## start Given records

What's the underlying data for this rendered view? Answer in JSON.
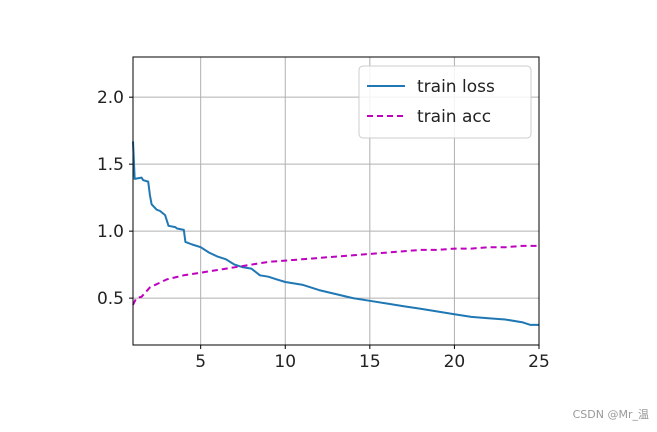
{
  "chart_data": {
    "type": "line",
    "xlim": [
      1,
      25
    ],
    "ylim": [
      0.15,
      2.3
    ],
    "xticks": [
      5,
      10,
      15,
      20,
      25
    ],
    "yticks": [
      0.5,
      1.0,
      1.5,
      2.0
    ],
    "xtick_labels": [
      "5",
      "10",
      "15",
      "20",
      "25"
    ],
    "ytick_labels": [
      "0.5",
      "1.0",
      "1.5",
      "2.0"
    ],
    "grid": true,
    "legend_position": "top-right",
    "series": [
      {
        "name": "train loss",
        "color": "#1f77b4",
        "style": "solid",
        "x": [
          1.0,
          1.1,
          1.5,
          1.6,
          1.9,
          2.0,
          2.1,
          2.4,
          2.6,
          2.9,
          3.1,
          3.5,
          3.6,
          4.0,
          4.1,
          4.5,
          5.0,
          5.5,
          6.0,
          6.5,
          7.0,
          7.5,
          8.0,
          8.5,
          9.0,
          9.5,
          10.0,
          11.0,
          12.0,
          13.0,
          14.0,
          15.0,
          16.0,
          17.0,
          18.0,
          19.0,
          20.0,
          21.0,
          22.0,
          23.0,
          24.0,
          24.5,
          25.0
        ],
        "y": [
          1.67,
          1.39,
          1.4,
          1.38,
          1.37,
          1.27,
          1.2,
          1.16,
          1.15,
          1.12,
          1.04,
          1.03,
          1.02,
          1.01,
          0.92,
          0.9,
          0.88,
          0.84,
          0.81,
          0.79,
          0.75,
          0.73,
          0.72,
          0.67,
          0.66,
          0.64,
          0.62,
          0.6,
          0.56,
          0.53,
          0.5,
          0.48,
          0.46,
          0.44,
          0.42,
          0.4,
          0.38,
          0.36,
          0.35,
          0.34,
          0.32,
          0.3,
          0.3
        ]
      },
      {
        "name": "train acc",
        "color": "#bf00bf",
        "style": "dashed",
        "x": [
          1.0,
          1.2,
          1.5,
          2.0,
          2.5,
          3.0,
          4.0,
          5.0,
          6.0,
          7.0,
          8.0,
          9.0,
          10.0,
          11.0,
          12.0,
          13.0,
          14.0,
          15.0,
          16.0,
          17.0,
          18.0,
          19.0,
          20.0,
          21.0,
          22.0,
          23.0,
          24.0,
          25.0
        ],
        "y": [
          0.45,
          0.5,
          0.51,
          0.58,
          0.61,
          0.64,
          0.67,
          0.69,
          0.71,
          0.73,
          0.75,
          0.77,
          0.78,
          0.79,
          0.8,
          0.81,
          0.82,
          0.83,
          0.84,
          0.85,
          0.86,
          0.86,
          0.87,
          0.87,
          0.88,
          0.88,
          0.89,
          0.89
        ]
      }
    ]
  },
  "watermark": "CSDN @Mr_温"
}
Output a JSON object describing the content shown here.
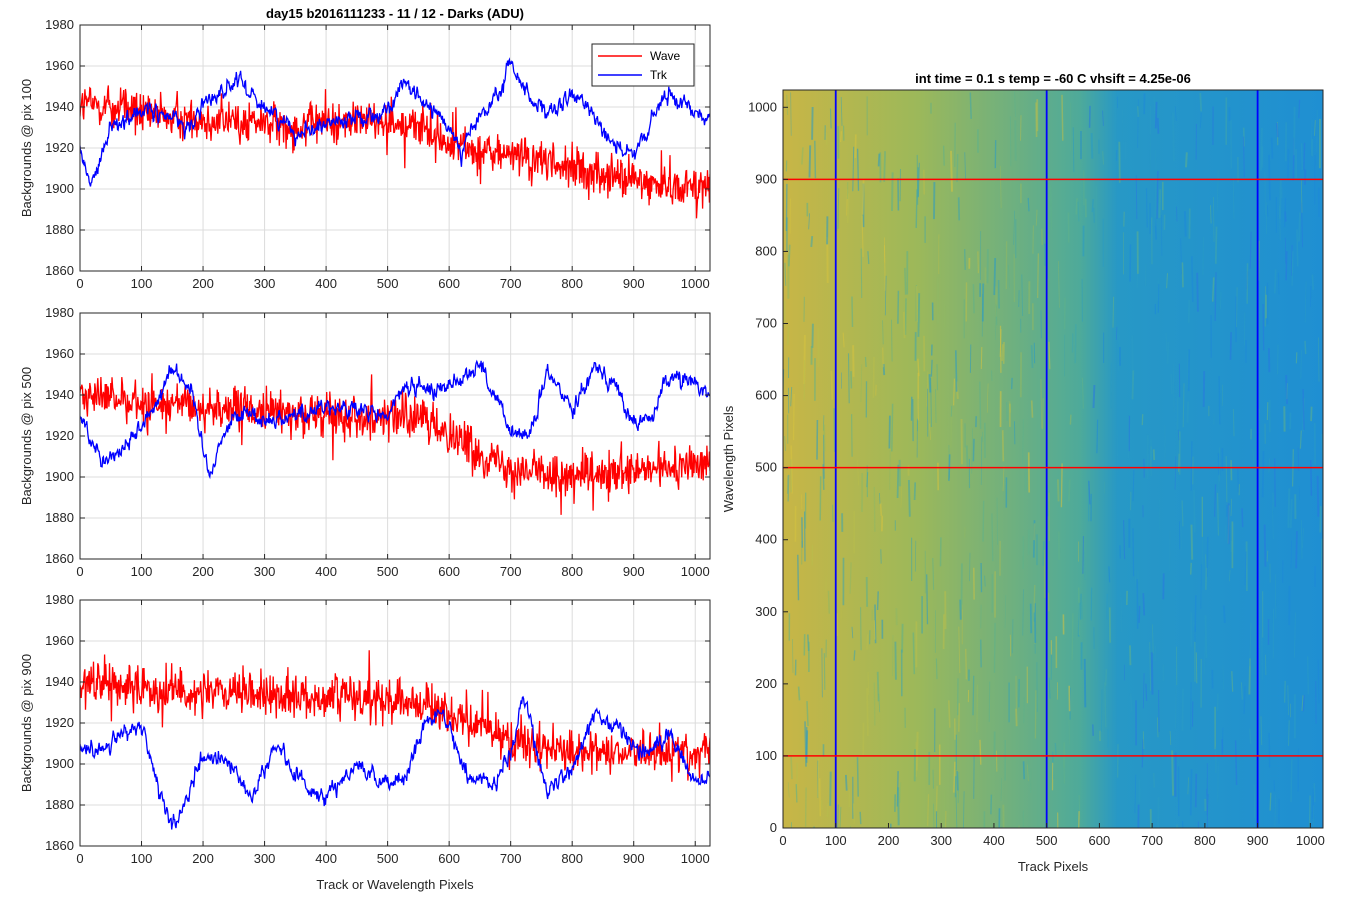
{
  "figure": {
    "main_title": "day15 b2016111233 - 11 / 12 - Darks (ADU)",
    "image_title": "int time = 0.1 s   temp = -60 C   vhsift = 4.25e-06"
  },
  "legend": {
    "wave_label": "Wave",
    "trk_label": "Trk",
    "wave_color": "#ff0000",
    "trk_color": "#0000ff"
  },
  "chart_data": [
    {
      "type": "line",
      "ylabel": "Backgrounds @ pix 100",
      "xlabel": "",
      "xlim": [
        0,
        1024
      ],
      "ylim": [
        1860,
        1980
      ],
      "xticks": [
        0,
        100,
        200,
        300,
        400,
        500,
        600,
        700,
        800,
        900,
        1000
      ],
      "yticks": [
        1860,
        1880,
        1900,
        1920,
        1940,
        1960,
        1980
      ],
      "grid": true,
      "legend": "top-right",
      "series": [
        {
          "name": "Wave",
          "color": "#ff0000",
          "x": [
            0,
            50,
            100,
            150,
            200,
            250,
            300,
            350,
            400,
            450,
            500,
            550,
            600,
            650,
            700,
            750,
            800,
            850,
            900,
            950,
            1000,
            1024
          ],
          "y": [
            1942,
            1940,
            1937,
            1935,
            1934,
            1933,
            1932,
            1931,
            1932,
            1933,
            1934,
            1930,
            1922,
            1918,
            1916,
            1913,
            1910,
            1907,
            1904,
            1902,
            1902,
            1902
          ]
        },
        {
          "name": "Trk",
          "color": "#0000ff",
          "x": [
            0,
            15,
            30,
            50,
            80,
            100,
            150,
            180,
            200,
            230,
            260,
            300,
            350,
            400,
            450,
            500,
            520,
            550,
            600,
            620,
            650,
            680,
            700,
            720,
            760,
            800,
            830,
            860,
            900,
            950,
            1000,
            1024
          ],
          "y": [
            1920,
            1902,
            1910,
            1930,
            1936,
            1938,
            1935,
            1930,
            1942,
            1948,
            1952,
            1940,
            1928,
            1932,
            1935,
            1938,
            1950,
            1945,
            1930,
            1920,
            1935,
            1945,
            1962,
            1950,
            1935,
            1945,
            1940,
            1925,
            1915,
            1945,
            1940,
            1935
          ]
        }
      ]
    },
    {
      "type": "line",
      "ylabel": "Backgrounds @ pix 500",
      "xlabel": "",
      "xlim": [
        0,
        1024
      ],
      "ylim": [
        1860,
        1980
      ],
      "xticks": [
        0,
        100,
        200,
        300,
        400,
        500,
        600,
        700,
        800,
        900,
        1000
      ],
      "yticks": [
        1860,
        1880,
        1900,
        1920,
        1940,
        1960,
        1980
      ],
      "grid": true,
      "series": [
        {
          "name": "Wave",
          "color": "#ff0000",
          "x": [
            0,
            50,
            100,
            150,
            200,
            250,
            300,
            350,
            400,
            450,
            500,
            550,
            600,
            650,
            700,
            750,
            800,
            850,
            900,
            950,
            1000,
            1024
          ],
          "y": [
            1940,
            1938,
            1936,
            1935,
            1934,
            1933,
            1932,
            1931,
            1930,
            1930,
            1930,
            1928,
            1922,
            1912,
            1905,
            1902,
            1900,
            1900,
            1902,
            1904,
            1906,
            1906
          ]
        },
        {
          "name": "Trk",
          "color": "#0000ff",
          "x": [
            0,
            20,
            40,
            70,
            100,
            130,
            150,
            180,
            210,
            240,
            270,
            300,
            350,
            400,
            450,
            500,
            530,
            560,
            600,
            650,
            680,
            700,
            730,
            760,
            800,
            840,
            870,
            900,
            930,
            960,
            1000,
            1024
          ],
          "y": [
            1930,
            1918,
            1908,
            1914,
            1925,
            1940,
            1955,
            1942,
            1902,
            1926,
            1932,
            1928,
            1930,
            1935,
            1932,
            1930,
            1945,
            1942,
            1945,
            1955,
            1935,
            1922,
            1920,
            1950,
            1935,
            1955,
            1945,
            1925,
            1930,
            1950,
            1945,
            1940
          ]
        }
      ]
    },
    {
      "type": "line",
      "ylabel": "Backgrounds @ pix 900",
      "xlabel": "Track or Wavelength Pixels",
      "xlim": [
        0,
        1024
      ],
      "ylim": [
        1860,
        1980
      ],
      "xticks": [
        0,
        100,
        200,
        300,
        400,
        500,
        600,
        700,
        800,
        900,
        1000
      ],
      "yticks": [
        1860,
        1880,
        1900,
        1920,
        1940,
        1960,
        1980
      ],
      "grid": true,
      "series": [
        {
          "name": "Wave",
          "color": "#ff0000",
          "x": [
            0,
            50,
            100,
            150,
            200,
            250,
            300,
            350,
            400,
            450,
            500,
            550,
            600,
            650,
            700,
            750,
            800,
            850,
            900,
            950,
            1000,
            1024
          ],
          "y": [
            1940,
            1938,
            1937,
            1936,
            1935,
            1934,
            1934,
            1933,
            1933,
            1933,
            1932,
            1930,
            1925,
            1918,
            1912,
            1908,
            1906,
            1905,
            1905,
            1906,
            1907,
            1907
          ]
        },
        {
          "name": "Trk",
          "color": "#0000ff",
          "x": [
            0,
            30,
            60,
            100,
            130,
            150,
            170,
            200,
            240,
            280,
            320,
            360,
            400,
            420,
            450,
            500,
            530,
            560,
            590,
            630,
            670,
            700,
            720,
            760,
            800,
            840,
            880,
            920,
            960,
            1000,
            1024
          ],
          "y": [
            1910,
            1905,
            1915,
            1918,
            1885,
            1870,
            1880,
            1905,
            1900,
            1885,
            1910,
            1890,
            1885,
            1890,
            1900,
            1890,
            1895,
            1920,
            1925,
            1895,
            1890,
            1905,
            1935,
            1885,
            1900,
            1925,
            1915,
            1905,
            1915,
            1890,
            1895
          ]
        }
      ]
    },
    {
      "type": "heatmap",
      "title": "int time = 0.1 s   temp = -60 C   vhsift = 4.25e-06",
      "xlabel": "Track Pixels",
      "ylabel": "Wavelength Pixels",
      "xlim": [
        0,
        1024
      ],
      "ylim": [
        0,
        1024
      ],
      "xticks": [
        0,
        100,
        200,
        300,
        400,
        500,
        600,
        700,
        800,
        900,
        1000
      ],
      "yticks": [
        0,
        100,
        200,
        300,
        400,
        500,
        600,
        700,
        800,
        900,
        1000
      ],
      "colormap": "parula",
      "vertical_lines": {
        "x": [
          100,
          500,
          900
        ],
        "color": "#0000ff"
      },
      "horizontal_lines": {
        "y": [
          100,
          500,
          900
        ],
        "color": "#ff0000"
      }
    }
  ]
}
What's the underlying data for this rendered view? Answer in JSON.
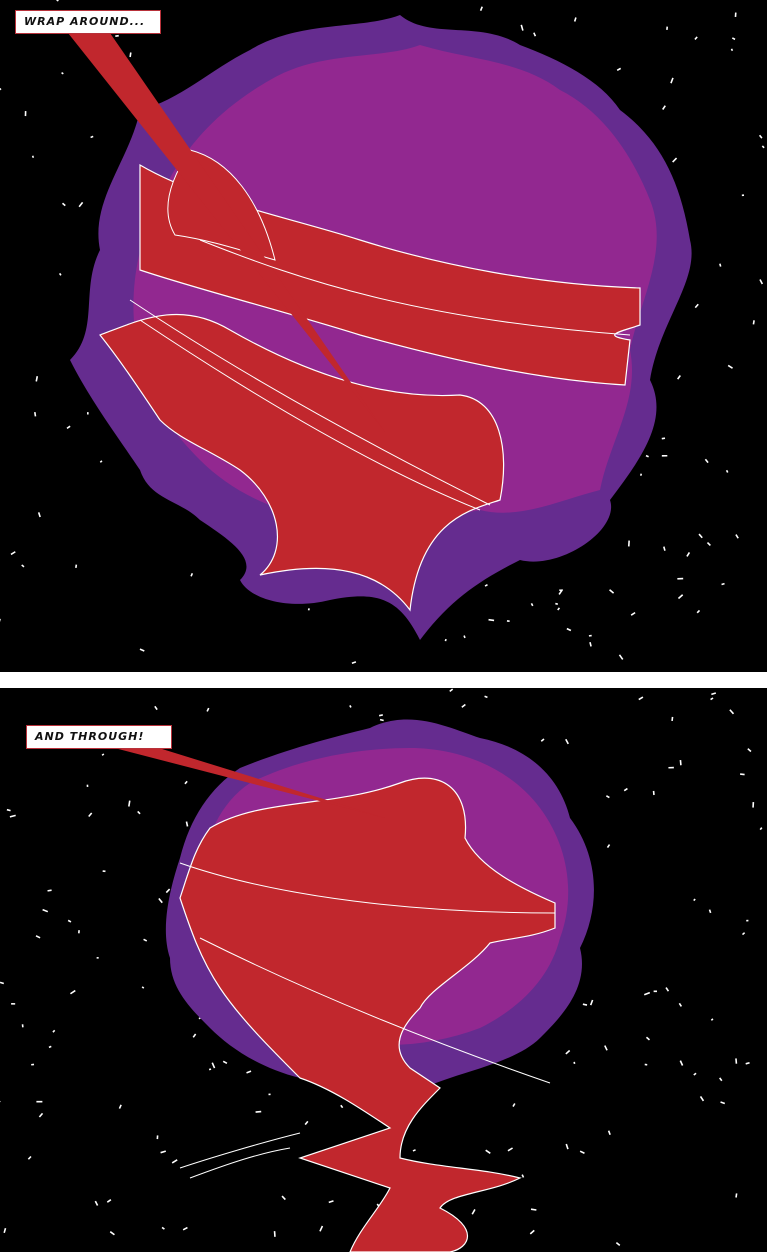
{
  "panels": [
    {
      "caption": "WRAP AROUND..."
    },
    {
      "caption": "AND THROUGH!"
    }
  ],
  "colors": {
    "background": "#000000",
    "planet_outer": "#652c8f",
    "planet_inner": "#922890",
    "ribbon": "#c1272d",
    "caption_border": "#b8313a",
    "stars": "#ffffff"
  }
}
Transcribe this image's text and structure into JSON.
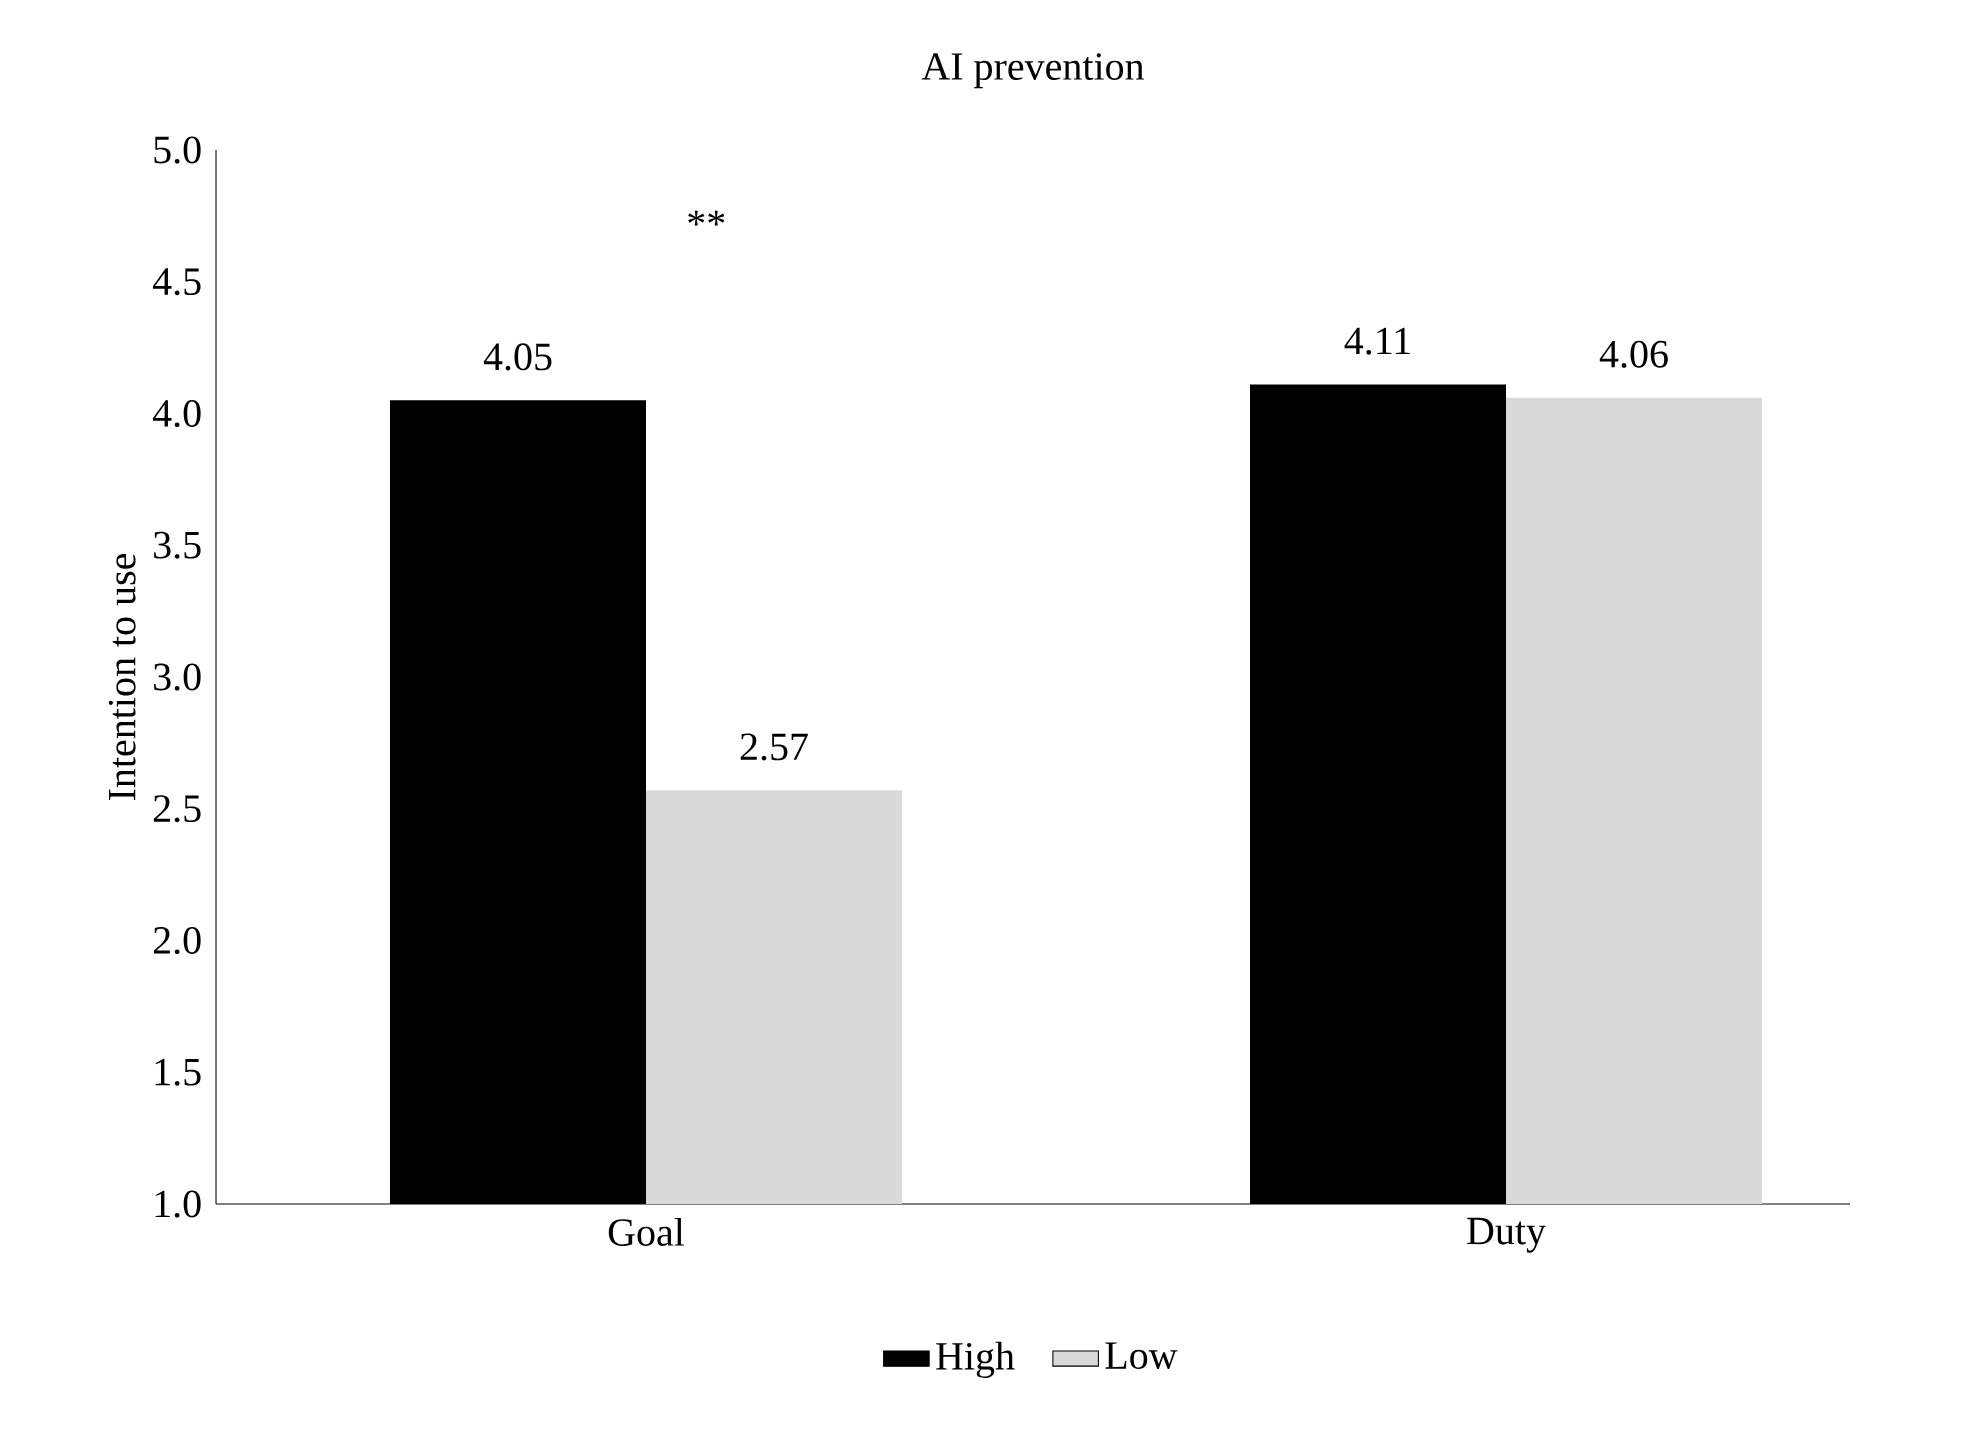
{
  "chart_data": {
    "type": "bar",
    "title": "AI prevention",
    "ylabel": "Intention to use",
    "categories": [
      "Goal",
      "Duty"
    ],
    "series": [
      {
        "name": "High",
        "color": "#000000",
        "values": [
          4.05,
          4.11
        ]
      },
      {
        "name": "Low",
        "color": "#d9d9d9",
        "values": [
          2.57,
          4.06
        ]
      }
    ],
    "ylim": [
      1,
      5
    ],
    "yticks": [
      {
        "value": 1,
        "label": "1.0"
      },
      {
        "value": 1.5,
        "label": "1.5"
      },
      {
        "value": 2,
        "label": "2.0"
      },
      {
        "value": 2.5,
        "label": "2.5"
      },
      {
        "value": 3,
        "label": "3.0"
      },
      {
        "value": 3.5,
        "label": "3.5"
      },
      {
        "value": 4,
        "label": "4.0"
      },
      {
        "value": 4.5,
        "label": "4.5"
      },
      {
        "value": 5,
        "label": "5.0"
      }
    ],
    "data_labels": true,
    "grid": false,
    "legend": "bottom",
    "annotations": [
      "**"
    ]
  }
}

## end Given records

■ **Work required**
Reply with one number: the count of lines in the entries that include the word "JSON".

■ **Exercise response**
4